INPUT MATERIAL:
* BEGIN *
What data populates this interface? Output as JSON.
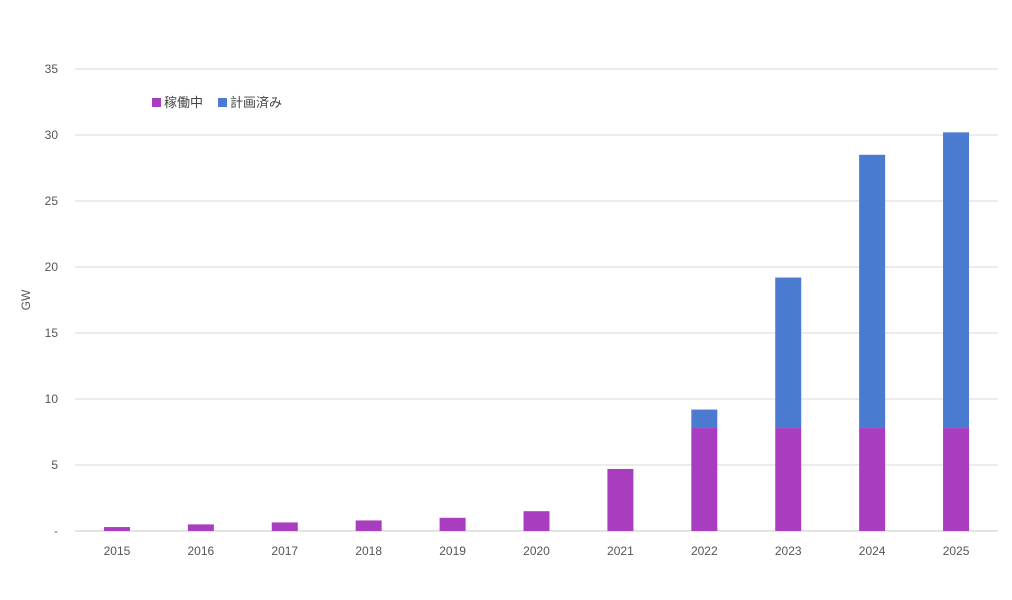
{
  "chart_data": {
    "type": "bar",
    "stacked": true,
    "title": "",
    "xlabel": "",
    "ylabel": "GW",
    "ylim": [
      0,
      35
    ],
    "yticks": [
      0,
      5,
      10,
      15,
      20,
      25,
      30,
      35
    ],
    "ytick_labels": [
      "-",
      "5",
      "10",
      "15",
      "20",
      "25",
      "30",
      "35"
    ],
    "grid": true,
    "legend_position": "top-left",
    "categories": [
      "2015",
      "2016",
      "2017",
      "2018",
      "2019",
      "2020",
      "2021",
      "2022",
      "2023",
      "2024",
      "2025"
    ],
    "series": [
      {
        "name": "稼働中",
        "color": "#a83ebf",
        "values": [
          0.3,
          0.5,
          0.65,
          0.8,
          1.0,
          1.5,
          4.7,
          7.8,
          7.8,
          7.8,
          7.8
        ]
      },
      {
        "name": "計画済み",
        "color": "#4a7bd0",
        "values": [
          0,
          0,
          0,
          0,
          0,
          0,
          0,
          1.4,
          11.4,
          20.7,
          22.4
        ]
      }
    ]
  }
}
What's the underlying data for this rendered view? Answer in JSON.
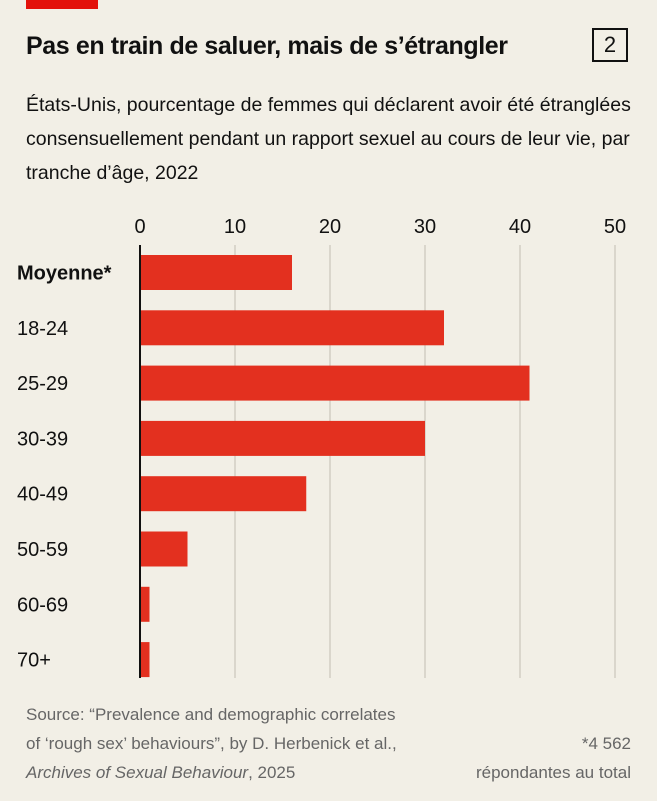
{
  "header": {
    "title": "Pas en train de saluer, mais de s’étrangler",
    "chart_number": "2",
    "subtitle": "États-Unis, pourcentage de femmes qui déclarent avoir été étranglées consensuellement pendant un rapport sexuel au cours de leur vie, par tranche d’âge, 2022"
  },
  "colors": {
    "accent": "#e3120b",
    "bar": "#e3301f",
    "background": "#f2efe6",
    "grid": "#cbc6bb"
  },
  "chart_data": {
    "type": "bar",
    "orientation": "horizontal",
    "categories": [
      "Moyenne*",
      "18-24",
      "25-29",
      "30-39",
      "40-49",
      "50-59",
      "60-69",
      "70+"
    ],
    "values": [
      16,
      32,
      41,
      30,
      17.5,
      5,
      1,
      1
    ],
    "emphasized_category": "Moyenne*",
    "xlim": [
      0,
      50
    ],
    "xticks": [
      "0",
      "10",
      "20",
      "30",
      "40",
      "50"
    ],
    "grid": true,
    "title": "Pas en train de saluer, mais de s’étrangler",
    "xlabel": "",
    "ylabel": ""
  },
  "footer": {
    "source_line1": "Source: “Prevalence and demographic correlates",
    "source_line2": "of ‘rough sex’ behaviours”, by D. Herbenick et al.,",
    "source_journal": "Archives of Sexual Behaviour",
    "source_year": ", 2025",
    "footnote_line1": "*4 562",
    "footnote_line2": "répondantes au total"
  }
}
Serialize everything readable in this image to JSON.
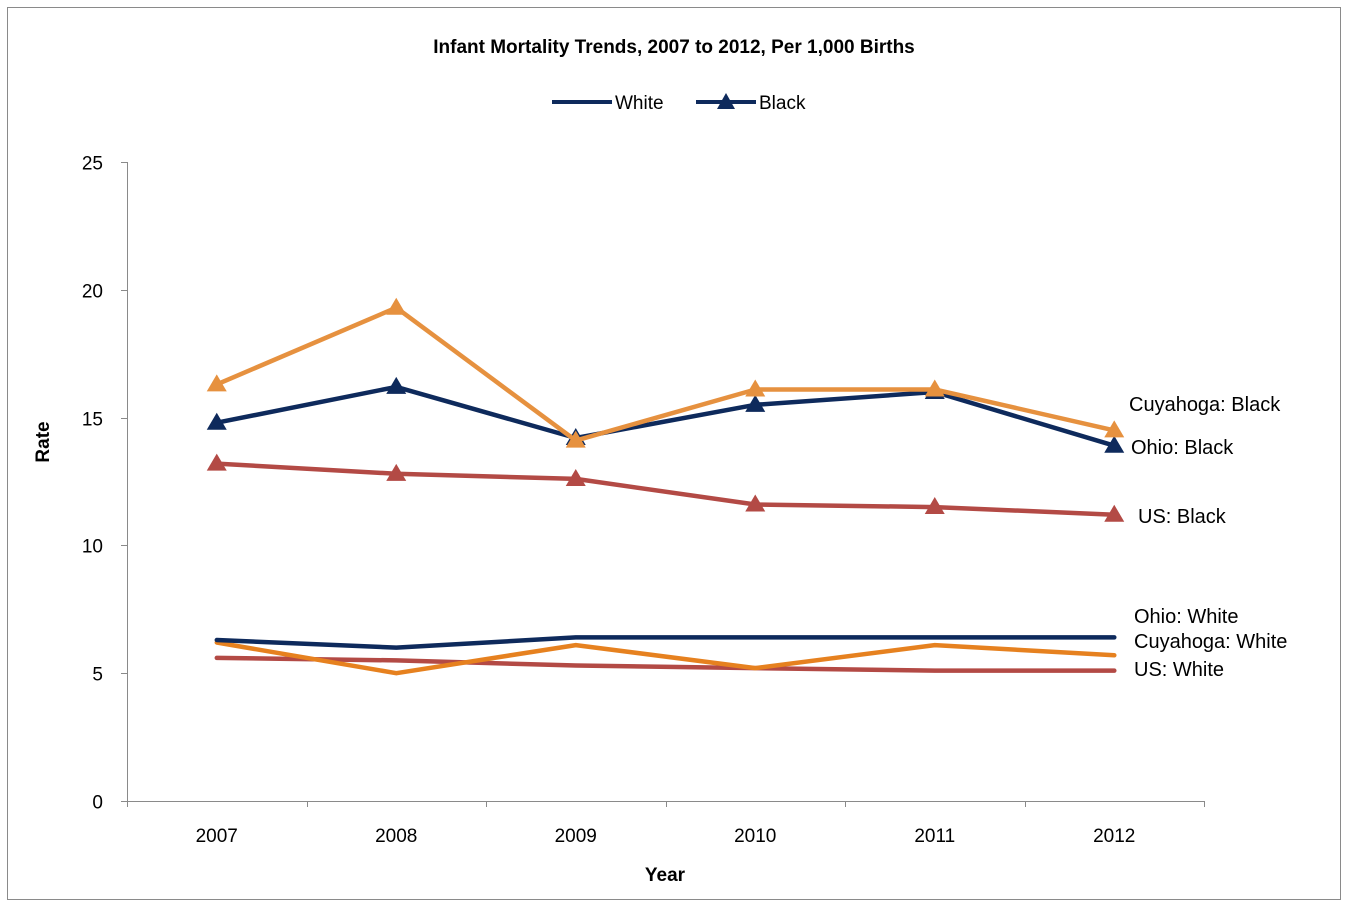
{
  "chart_data": {
    "type": "line",
    "title": "Infant Mortality Trends, 2007 to 2012, Per 1,000 Births",
    "xlabel": "Year",
    "ylabel": "Rate",
    "categories": [
      "2007",
      "2008",
      "2009",
      "2010",
      "2011",
      "2012"
    ],
    "ylim": [
      0,
      25
    ],
    "yticks": [
      0,
      5,
      10,
      15,
      20,
      25
    ],
    "grid": false,
    "legend": {
      "placement": "top-center",
      "entries": [
        {
          "label": "White",
          "marker": "none",
          "color": "#0E2A5C"
        },
        {
          "label": "Black",
          "marker": "triangle",
          "color": "#0E2A5C"
        }
      ]
    },
    "series": [
      {
        "name": "Cuyahoga: Black",
        "color": "#E6913F",
        "marker": "triangle",
        "values": [
          16.3,
          19.3,
          14.1,
          16.1,
          16.1,
          14.5
        ]
      },
      {
        "name": "Ohio: Black",
        "color": "#0E2A5C",
        "marker": "triangle",
        "values": [
          14.8,
          16.2,
          14.2,
          15.5,
          16.0,
          13.9
        ]
      },
      {
        "name": "US: Black",
        "color": "#B34A45",
        "marker": "triangle",
        "values": [
          13.2,
          12.8,
          12.6,
          11.6,
          11.5,
          11.2
        ]
      },
      {
        "name": "Ohio: White",
        "color": "#0E2A5C",
        "marker": "none",
        "values": [
          6.3,
          6.0,
          6.4,
          6.4,
          6.4,
          6.4
        ]
      },
      {
        "name": "Cuyahoga: White",
        "color": "#E6811F",
        "marker": "none",
        "values": [
          6.2,
          5.0,
          6.1,
          5.2,
          6.1,
          5.7
        ]
      },
      {
        "name": "US: White",
        "color": "#B34A45",
        "marker": "none",
        "values": [
          5.6,
          5.5,
          5.3,
          5.2,
          5.1,
          5.1
        ]
      }
    ]
  }
}
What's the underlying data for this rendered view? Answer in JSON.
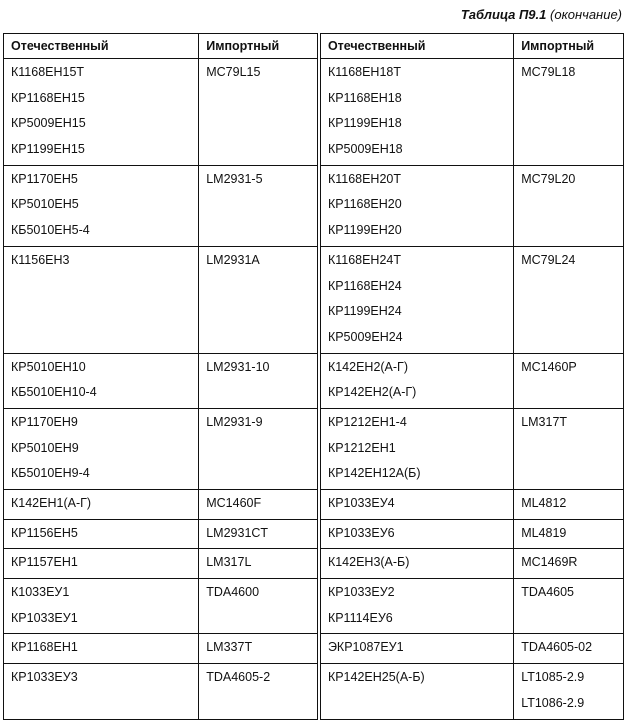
{
  "caption": {
    "title": "Таблица П9.1",
    "note": "(окончание)"
  },
  "headers": [
    "Отечественный",
    "Импортный",
    "Отечественный",
    "Импортный"
  ],
  "rows": [
    [
      [
        "К1168ЕН15Т",
        "КР1168ЕН15",
        "КР5009ЕН15",
        "КР1199ЕН15"
      ],
      [
        "МС79L15"
      ],
      [
        "К1168ЕН18Т",
        "КР1168ЕН18",
        "КР1199ЕН18",
        "КР5009ЕН18"
      ],
      [
        "МС79L18"
      ]
    ],
    [
      [
        "КР1170ЕН5",
        "КР5010ЕН5",
        "КБ5010ЕН5-4"
      ],
      [
        "LM2931-5"
      ],
      [
        "К1168ЕН20Т",
        "КР1168ЕН20",
        "КР1199ЕН20"
      ],
      [
        "МС79L20"
      ]
    ],
    [
      [
        "К1156ЕН3"
      ],
      [
        "LM2931A"
      ],
      [
        "К1168ЕН24Т",
        "КР1168ЕН24",
        "КР1199ЕН24",
        "КР5009ЕН24"
      ],
      [
        "МС79L24"
      ]
    ],
    [
      [
        "КР5010ЕН10",
        "КБ5010ЕН10-4"
      ],
      [
        "LM2931-10"
      ],
      [
        "К142ЕН2(А-Г)",
        "КР142ЕН2(А-Г)"
      ],
      [
        "МС1460Р"
      ]
    ],
    [
      [
        "КР1170ЕН9",
        "КР5010ЕН9",
        "КБ5010ЕН9-4"
      ],
      [
        "LM2931-9"
      ],
      [
        "КР1212ЕН1-4",
        "КР1212ЕН1",
        "КР142ЕН12А(Б)"
      ],
      [
        "LM317T"
      ]
    ],
    [
      [
        "К142ЕН1(А-Г)"
      ],
      [
        "MC1460F"
      ],
      [
        "КР1033ЕУ4"
      ],
      [
        "ML4812"
      ]
    ],
    [
      [
        "КР1156ЕН5"
      ],
      [
        "LM2931CT"
      ],
      [
        "КР1033ЕУ6"
      ],
      [
        "ML4819"
      ]
    ],
    [
      [
        "КР1157ЕН1"
      ],
      [
        "LM317L"
      ],
      [
        "К142ЕН3(А-Б)"
      ],
      [
        "MC1469R"
      ]
    ],
    [
      [
        "К1033ЕУ1",
        "КР1033ЕУ1"
      ],
      [
        "TDA4600"
      ],
      [
        "КР1033ЕУ2",
        "КР1114ЕУ6"
      ],
      [
        "TDA4605"
      ]
    ],
    [
      [
        "КР1168ЕН1"
      ],
      [
        "LM337T"
      ],
      [
        "ЭКР1087ЕУ1"
      ],
      [
        "TDA4605-02"
      ]
    ],
    [
      [
        "КР1033ЕУ3"
      ],
      [
        "TDA4605-2"
      ],
      [
        "КР142ЕН25(А-Б)"
      ],
      [
        "LT1085-2.9",
        "LT1086-2.9"
      ]
    ]
  ]
}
* END *
THE PROBLEM: Collect, from the material above, every line containing the word "name".

TASK ANSWER:
        "name": "稼働中",
        "name": "計画済み",
        "name": "Cuyahoga: Black",
        "name": "Ohio: Black",
        "name": "US: Black",
        "name": "Ohio: White",
        "name": "Cuyahoga: White",
        "name": "US: White",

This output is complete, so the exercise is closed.